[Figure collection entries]
+===+
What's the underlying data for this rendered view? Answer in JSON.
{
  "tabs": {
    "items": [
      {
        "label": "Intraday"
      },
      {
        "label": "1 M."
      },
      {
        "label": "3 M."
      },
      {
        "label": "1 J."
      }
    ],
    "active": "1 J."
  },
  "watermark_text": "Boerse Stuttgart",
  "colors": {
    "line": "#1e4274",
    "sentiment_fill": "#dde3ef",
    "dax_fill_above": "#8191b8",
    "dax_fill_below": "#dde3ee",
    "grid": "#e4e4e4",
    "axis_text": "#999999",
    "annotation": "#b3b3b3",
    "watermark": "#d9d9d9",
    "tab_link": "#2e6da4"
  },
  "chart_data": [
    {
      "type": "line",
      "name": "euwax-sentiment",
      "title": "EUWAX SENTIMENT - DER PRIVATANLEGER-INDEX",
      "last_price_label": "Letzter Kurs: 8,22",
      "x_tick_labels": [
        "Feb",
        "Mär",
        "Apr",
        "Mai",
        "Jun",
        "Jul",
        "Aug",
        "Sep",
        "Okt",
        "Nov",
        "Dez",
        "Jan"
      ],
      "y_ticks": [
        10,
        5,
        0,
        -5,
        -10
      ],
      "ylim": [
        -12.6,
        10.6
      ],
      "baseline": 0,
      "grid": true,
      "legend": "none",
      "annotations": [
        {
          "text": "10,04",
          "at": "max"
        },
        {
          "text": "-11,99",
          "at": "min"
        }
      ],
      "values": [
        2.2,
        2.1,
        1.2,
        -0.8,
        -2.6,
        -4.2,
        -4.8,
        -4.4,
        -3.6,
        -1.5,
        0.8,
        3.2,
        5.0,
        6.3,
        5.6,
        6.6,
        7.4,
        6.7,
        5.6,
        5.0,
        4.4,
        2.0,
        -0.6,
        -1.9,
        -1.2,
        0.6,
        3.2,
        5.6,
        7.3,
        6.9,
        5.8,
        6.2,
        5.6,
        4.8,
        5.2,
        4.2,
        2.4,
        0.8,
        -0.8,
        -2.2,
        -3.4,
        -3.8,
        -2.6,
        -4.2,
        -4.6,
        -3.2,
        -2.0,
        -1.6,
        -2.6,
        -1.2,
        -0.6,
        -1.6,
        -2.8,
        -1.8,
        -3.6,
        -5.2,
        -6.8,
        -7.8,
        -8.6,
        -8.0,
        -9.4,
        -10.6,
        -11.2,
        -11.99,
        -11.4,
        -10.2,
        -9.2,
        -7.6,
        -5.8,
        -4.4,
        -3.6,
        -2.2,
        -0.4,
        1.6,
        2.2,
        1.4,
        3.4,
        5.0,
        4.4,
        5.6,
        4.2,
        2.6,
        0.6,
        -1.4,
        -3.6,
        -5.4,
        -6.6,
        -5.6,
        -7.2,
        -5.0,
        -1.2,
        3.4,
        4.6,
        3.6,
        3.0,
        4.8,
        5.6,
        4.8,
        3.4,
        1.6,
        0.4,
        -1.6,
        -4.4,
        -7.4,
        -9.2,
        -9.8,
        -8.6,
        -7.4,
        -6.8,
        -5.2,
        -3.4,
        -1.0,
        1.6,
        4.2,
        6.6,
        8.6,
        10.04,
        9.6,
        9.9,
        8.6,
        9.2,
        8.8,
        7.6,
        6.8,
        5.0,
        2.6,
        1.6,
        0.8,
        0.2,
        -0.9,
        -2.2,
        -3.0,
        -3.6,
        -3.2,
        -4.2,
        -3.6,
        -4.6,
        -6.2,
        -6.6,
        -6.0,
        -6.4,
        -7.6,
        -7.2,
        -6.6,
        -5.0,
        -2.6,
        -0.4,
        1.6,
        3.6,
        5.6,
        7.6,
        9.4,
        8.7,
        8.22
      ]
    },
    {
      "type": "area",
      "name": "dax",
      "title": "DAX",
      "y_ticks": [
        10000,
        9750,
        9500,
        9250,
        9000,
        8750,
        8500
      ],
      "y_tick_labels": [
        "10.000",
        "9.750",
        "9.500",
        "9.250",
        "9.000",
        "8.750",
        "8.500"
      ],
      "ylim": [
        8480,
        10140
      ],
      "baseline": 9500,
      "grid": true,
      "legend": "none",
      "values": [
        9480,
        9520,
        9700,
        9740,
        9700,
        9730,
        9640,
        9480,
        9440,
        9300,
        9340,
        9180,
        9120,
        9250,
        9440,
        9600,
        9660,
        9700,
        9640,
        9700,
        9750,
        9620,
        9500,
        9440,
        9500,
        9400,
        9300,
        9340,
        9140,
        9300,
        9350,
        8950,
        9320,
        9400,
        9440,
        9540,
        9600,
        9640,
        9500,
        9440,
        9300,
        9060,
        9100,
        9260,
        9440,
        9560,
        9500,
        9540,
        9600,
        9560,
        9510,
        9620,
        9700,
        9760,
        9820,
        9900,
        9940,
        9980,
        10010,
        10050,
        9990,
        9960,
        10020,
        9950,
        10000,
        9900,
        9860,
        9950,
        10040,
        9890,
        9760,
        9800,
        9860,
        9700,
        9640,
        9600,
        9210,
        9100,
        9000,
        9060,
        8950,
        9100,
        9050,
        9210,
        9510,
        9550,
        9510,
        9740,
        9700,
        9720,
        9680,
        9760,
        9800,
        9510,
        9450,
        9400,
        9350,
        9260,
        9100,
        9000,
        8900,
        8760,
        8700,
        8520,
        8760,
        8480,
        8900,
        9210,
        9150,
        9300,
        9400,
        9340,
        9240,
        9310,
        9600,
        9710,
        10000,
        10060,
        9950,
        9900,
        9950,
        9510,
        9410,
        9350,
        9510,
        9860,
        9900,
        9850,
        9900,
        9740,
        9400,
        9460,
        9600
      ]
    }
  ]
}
+===+
Task details: Write out the listing once more, matching it exactly.

Complete response:
What's the underlying data for this rendered view? Answer in JSON.
{
  "tabs": {
    "items": [
      {
        "label": "Intraday"
      },
      {
        "label": "1 M."
      },
      {
        "label": "3 M."
      },
      {
        "label": "1 J."
      }
    ],
    "active": "1 J."
  },
  "watermark_text": "Boerse Stuttgart",
  "colors": {
    "line": "#1e4274",
    "sentiment_fill": "#dde3ef",
    "dax_fill_above": "#8191b8",
    "dax_fill_below": "#dde3ee",
    "grid": "#e4e4e4",
    "axis_text": "#999999",
    "annotation": "#b3b3b3",
    "watermark": "#d9d9d9",
    "tab_link": "#2e6da4"
  },
  "chart_data": [
    {
      "type": "line",
      "name": "euwax-sentiment",
      "title": "EUWAX SENTIMENT - DER PRIVATANLEGER-INDEX",
      "last_price_label": "Letzter Kurs: 8,22",
      "x_tick_labels": [
        "Feb",
        "Mär",
        "Apr",
        "Mai",
        "Jun",
        "Jul",
        "Aug",
        "Sep",
        "Okt",
        "Nov",
        "Dez",
        "Jan"
      ],
      "y_ticks": [
        10,
        5,
        0,
        -5,
        -10
      ],
      "ylim": [
        -12.6,
        10.6
      ],
      "baseline": 0,
      "grid": true,
      "legend": "none",
      "annotations": [
        {
          "text": "10,04",
          "at": "max"
        },
        {
          "text": "-11,99",
          "at": "min"
        }
      ],
      "values": [
        2.2,
        2.1,
        1.2,
        -0.8,
        -2.6,
        -4.2,
        -4.8,
        -4.4,
        -3.6,
        -1.5,
        0.8,
        3.2,
        5.0,
        6.3,
        5.6,
        6.6,
        7.4,
        6.7,
        5.6,
        5.0,
        4.4,
        2.0,
        -0.6,
        -1.9,
        -1.2,
        0.6,
        3.2,
        5.6,
        7.3,
        6.9,
        5.8,
        6.2,
        5.6,
        4.8,
        5.2,
        4.2,
        2.4,
        0.8,
        -0.8,
        -2.2,
        -3.4,
        -3.8,
        -2.6,
        -4.2,
        -4.6,
        -3.2,
        -2.0,
        -1.6,
        -2.6,
        -1.2,
        -0.6,
        -1.6,
        -2.8,
        -1.8,
        -3.6,
        -5.2,
        -6.8,
        -7.8,
        -8.6,
        -8.0,
        -9.4,
        -10.6,
        -11.2,
        -11.99,
        -11.4,
        -10.2,
        -9.2,
        -7.6,
        -5.8,
        -4.4,
        -3.6,
        -2.2,
        -0.4,
        1.6,
        2.2,
        1.4,
        3.4,
        5.0,
        4.4,
        5.6,
        4.2,
        2.6,
        0.6,
        -1.4,
        -3.6,
        -5.4,
        -6.6,
        -5.6,
        -7.2,
        -5.0,
        -1.2,
        3.4,
        4.6,
        3.6,
        3.0,
        4.8,
        5.6,
        4.8,
        3.4,
        1.6,
        0.4,
        -1.6,
        -4.4,
        -7.4,
        -9.2,
        -9.8,
        -8.6,
        -7.4,
        -6.8,
        -5.2,
        -3.4,
        -1.0,
        1.6,
        4.2,
        6.6,
        8.6,
        10.04,
        9.6,
        9.9,
        8.6,
        9.2,
        8.8,
        7.6,
        6.8,
        5.0,
        2.6,
        1.6,
        0.8,
        0.2,
        -0.9,
        -2.2,
        -3.0,
        -3.6,
        -3.2,
        -4.2,
        -3.6,
        -4.6,
        -6.2,
        -6.6,
        -6.0,
        -6.4,
        -7.6,
        -7.2,
        -6.6,
        -5.0,
        -2.6,
        -0.4,
        1.6,
        3.6,
        5.6,
        7.6,
        9.4,
        8.7,
        8.22
      ]
    },
    {
      "type": "area",
      "name": "dax",
      "title": "DAX",
      "y_ticks": [
        10000,
        9750,
        9500,
        9250,
        9000,
        8750,
        8500
      ],
      "y_tick_labels": [
        "10.000",
        "9.750",
        "9.500",
        "9.250",
        "9.000",
        "8.750",
        "8.500"
      ],
      "ylim": [
        8480,
        10140
      ],
      "baseline": 9500,
      "grid": true,
      "legend": "none",
      "values": [
        9480,
        9520,
        9700,
        9740,
        9700,
        9730,
        9640,
        9480,
        9440,
        9300,
        9340,
        9180,
        9120,
        9250,
        9440,
        9600,
        9660,
        9700,
        9640,
        9700,
        9750,
        9620,
        9500,
        9440,
        9500,
        9400,
        9300,
        9340,
        9140,
        9300,
        9350,
        8950,
        9320,
        9400,
        9440,
        9540,
        9600,
        9640,
        9500,
        9440,
        9300,
        9060,
        9100,
        9260,
        9440,
        9560,
        9500,
        9540,
        9600,
        9560,
        9510,
        9620,
        9700,
        9760,
        9820,
        9900,
        9940,
        9980,
        10010,
        10050,
        9990,
        9960,
        10020,
        9950,
        10000,
        9900,
        9860,
        9950,
        10040,
        9890,
        9760,
        9800,
        9860,
        9700,
        9640,
        9600,
        9210,
        9100,
        9000,
        9060,
        8950,
        9100,
        9050,
        9210,
        9510,
        9550,
        9510,
        9740,
        9700,
        9720,
        9680,
        9760,
        9800,
        9510,
        9450,
        9400,
        9350,
        9260,
        9100,
        9000,
        8900,
        8760,
        8700,
        8520,
        8760,
        8480,
        8900,
        9210,
        9150,
        9300,
        9400,
        9340,
        9240,
        9310,
        9600,
        9710,
        10000,
        10060,
        9950,
        9900,
        9950,
        9510,
        9410,
        9350,
        9510,
        9860,
        9900,
        9850,
        9900,
        9740,
        9400,
        9460,
        9600
      ]
    }
  ]
}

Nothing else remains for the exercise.